To do: Among the entries below, how many lines have the string "mera" in them? Only the number should be given.

● ● ●

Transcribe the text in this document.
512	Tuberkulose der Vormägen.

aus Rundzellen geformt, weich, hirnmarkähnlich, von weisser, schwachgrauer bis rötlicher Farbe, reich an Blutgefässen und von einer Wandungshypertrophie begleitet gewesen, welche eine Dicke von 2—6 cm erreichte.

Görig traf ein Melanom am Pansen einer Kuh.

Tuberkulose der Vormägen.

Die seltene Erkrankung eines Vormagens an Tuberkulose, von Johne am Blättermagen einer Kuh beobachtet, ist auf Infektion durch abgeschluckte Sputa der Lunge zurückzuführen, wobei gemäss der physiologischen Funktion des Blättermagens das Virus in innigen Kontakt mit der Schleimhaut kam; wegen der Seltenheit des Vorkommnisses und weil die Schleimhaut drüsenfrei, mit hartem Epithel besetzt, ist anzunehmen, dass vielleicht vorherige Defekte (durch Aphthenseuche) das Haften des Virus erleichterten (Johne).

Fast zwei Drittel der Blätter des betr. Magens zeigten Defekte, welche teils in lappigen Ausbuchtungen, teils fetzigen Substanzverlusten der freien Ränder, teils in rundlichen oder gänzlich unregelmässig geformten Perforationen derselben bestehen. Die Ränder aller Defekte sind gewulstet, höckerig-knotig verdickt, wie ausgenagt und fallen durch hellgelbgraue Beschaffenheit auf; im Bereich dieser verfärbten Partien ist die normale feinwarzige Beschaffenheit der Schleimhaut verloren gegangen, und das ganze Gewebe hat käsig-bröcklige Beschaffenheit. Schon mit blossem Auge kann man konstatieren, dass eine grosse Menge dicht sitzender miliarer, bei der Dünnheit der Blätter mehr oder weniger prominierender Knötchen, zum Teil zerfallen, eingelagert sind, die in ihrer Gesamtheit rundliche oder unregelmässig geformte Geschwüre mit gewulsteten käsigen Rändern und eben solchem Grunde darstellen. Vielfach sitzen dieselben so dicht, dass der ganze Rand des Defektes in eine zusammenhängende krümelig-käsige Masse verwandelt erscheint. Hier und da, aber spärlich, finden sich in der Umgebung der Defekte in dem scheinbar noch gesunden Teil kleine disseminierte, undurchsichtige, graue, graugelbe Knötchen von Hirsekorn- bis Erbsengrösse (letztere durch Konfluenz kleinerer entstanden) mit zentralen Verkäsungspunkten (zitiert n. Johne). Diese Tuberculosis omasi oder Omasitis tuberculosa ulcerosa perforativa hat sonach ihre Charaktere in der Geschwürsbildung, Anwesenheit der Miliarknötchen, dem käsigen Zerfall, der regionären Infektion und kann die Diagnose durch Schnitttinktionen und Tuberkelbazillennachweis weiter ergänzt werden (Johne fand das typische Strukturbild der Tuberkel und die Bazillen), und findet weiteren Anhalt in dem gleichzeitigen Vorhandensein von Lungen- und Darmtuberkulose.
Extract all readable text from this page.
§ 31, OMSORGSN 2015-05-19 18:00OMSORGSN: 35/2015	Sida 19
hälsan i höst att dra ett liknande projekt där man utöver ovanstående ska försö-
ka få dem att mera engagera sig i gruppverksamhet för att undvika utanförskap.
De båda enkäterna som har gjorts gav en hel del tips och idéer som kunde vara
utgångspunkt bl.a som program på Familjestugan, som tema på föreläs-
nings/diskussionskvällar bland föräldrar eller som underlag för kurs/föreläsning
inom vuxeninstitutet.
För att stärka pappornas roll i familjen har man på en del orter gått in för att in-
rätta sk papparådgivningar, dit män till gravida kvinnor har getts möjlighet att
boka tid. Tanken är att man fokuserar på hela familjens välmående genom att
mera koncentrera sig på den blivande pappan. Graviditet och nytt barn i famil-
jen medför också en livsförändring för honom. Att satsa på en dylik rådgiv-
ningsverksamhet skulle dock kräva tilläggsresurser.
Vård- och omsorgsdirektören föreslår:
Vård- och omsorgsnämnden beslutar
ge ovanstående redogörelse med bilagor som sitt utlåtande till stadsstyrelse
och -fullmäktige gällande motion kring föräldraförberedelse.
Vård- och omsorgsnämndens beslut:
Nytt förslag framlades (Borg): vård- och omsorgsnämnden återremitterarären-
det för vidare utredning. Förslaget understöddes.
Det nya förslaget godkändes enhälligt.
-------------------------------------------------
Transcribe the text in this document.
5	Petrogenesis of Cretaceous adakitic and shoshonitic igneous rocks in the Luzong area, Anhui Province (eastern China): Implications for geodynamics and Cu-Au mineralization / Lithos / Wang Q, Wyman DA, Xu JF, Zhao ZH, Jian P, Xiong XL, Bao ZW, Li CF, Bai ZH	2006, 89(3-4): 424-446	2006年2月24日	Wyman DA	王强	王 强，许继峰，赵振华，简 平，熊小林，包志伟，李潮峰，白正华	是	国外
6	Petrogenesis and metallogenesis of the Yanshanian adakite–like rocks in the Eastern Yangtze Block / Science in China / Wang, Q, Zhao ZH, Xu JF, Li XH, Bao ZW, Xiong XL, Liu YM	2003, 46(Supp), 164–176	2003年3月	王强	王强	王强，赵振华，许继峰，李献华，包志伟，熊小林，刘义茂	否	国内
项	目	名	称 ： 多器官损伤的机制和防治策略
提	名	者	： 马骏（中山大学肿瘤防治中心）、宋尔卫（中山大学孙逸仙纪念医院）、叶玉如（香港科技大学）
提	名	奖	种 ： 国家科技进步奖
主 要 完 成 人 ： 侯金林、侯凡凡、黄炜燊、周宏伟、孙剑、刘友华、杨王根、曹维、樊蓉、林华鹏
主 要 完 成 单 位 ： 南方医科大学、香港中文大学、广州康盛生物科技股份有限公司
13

● ● ●

Solution below: 2